**Required task**
Pictures do not belong in the copy; quote every entry below exactly.

**Data shown**
* begin *

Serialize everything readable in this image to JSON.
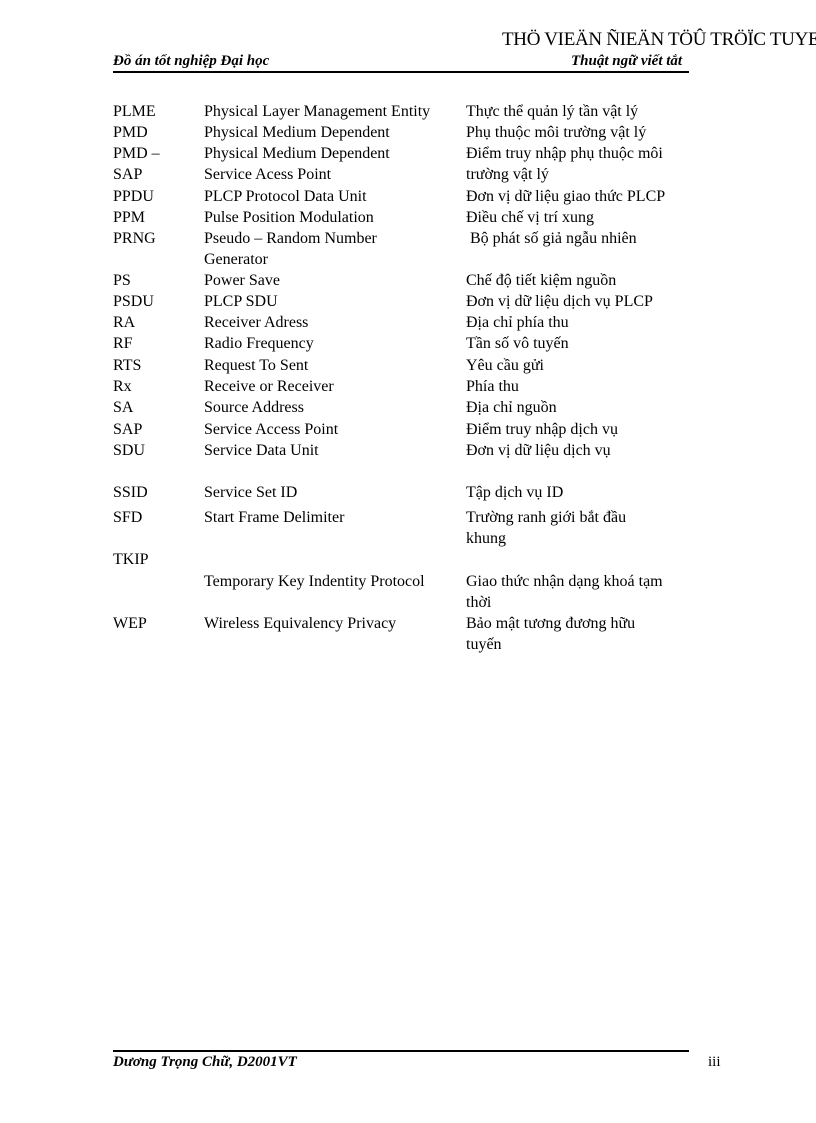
{
  "header": {
    "watermark": "THÖ VIEÄN ÑIEÄN TÖÛ TRÖÏC TUYEÁN",
    "left": "Đồ án tốt nghiệp Đại học",
    "right": "Thuật ngữ viết tắt"
  },
  "rows": [
    {
      "abbr": "PLME",
      "term": "Physical Layer Management Entity",
      "meaning": "Thực thể quản lý tần vật lý"
    },
    {
      "abbr": "PMD",
      "term": "Physical Medium Dependent",
      "meaning": "Phụ thuộc môi trường vật lý"
    },
    {
      "abbr": "PMD –\nSAP",
      "term": "Physical Medium Dependent\nService Acess Point",
      "meaning": "Điểm truy nhập phụ thuộc môi\ntrường vật lý"
    },
    {
      "abbr": "PPDU",
      "term": "PLCP Protocol Data Unit",
      "meaning": "Đơn vị dữ liệu giao thức PLCP"
    },
    {
      "abbr": "PPM",
      "term": "Pulse Position Modulation",
      "meaning": "Điều chế vị trí xung"
    },
    {
      "abbr": "PRNG",
      "term": "Pseudo – Random Number\nGenerator",
      "meaning": " Bộ phát số giả ngẫu nhiên"
    },
    {
      "abbr": "PS",
      "term": "Power Save",
      "meaning": "Chế độ tiết kiệm nguồn"
    },
    {
      "abbr": "PSDU",
      "term": "PLCP SDU",
      "meaning": "Đơn vị dữ liệu dịch vụ PLCP"
    },
    {
      "abbr": "RA",
      "term": "Receiver Adress",
      "meaning": "Địa chỉ phía thu"
    },
    {
      "abbr": "RF",
      "term": "Radio Frequency",
      "meaning": "Tần số vô tuyến"
    },
    {
      "abbr": "RTS",
      "term": "Request To Sent",
      "meaning": "Yêu cầu gửi"
    },
    {
      "abbr": "Rx",
      "term": "Receive or Receiver",
      "meaning": "Phía thu"
    },
    {
      "abbr": "SA",
      "term": "Source Address",
      "meaning": "Địa chỉ nguồn"
    },
    {
      "abbr": "SAP",
      "term": "Service Access Point",
      "meaning": "Điểm truy nhập dịch vụ"
    },
    {
      "abbr": "SDU",
      "term": "Service Data Unit",
      "meaning": "Đơn vị dữ liệu dịch vụ"
    },
    {
      "abbr": "SSID",
      "term": "Service Set ID",
      "meaning": "Tập dịch vụ ID"
    },
    {
      "abbr": "SFD",
      "term": "Start Frame Delimiter",
      "meaning": "Trường ranh giới bắt đầu\nkhung"
    },
    {
      "abbr": "TKIP",
      "term": "",
      "meaning": ""
    },
    {
      "abbr": "",
      "term": "Temporary Key Indentity Protocol",
      "meaning": "Giao thức nhận dạng khoá tạm\nthời"
    },
    {
      "abbr": "WEP",
      "term": "Wireless Equivalency Privacy",
      "meaning": "Bảo mật tương đương hữu\ntuyến"
    }
  ],
  "footer": {
    "author": "Dương Trọng Chữ, D2001VT",
    "page": "iii"
  }
}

* end *

**Correct output**
Serialize everything readable in this image to JSON.
{
  "header": {
    "watermark": "THÖ VIEÄN ÑIEÄN TÖÛ TRÖÏC TUYEÁN",
    "left": "Đồ án tốt nghiệp Đại học",
    "right": "Thuật ngữ viết tắt"
  },
  "rows": [
    {
      "abbr": "PLME",
      "term": "Physical Layer Management Entity",
      "meaning": "Thực thể quản lý tần vật lý"
    },
    {
      "abbr": "PMD",
      "term": "Physical Medium Dependent",
      "meaning": "Phụ thuộc môi trường vật lý"
    },
    {
      "abbr": "PMD –\nSAP",
      "term": "Physical Medium Dependent\nService Acess Point",
      "meaning": "Điểm truy nhập phụ thuộc môi\ntrường vật lý"
    },
    {
      "abbr": "PPDU",
      "term": "PLCP Protocol Data Unit",
      "meaning": "Đơn vị dữ liệu giao thức PLCP"
    },
    {
      "abbr": "PPM",
      "term": "Pulse Position Modulation",
      "meaning": "Điều chế vị trí xung"
    },
    {
      "abbr": "PRNG",
      "term": "Pseudo – Random Number\nGenerator",
      "meaning": " Bộ phát số giả ngẫu nhiên"
    },
    {
      "abbr": "PS",
      "term": "Power Save",
      "meaning": "Chế độ tiết kiệm nguồn"
    },
    {
      "abbr": "PSDU",
      "term": "PLCP SDU",
      "meaning": "Đơn vị dữ liệu dịch vụ PLCP"
    },
    {
      "abbr": "RA",
      "term": "Receiver Adress",
      "meaning": "Địa chỉ phía thu"
    },
    {
      "abbr": "RF",
      "term": "Radio Frequency",
      "meaning": "Tần số vô tuyến"
    },
    {
      "abbr": "RTS",
      "term": "Request To Sent",
      "meaning": "Yêu cầu gửi"
    },
    {
      "abbr": "Rx",
      "term": "Receive or Receiver",
      "meaning": "Phía thu"
    },
    {
      "abbr": "SA",
      "term": "Source Address",
      "meaning": "Địa chỉ nguồn"
    },
    {
      "abbr": "SAP",
      "term": "Service Access Point",
      "meaning": "Điểm truy nhập dịch vụ"
    },
    {
      "abbr": "SDU",
      "term": "Service Data Unit",
      "meaning": "Đơn vị dữ liệu dịch vụ"
    },
    {
      "abbr": "SSID",
      "term": "Service Set ID",
      "meaning": "Tập dịch vụ ID"
    },
    {
      "abbr": "SFD",
      "term": "Start Frame Delimiter",
      "meaning": "Trường ranh giới bắt đầu\nkhung"
    },
    {
      "abbr": "TKIP",
      "term": "",
      "meaning": ""
    },
    {
      "abbr": "",
      "term": "Temporary Key Indentity Protocol",
      "meaning": "Giao thức nhận dạng khoá tạm\nthời"
    },
    {
      "abbr": "WEP",
      "term": "Wireless Equivalency Privacy",
      "meaning": "Bảo mật tương đương hữu\ntuyến"
    }
  ],
  "footer": {
    "author": "Dương Trọng Chữ, D2001VT",
    "page": "iii"
  }
}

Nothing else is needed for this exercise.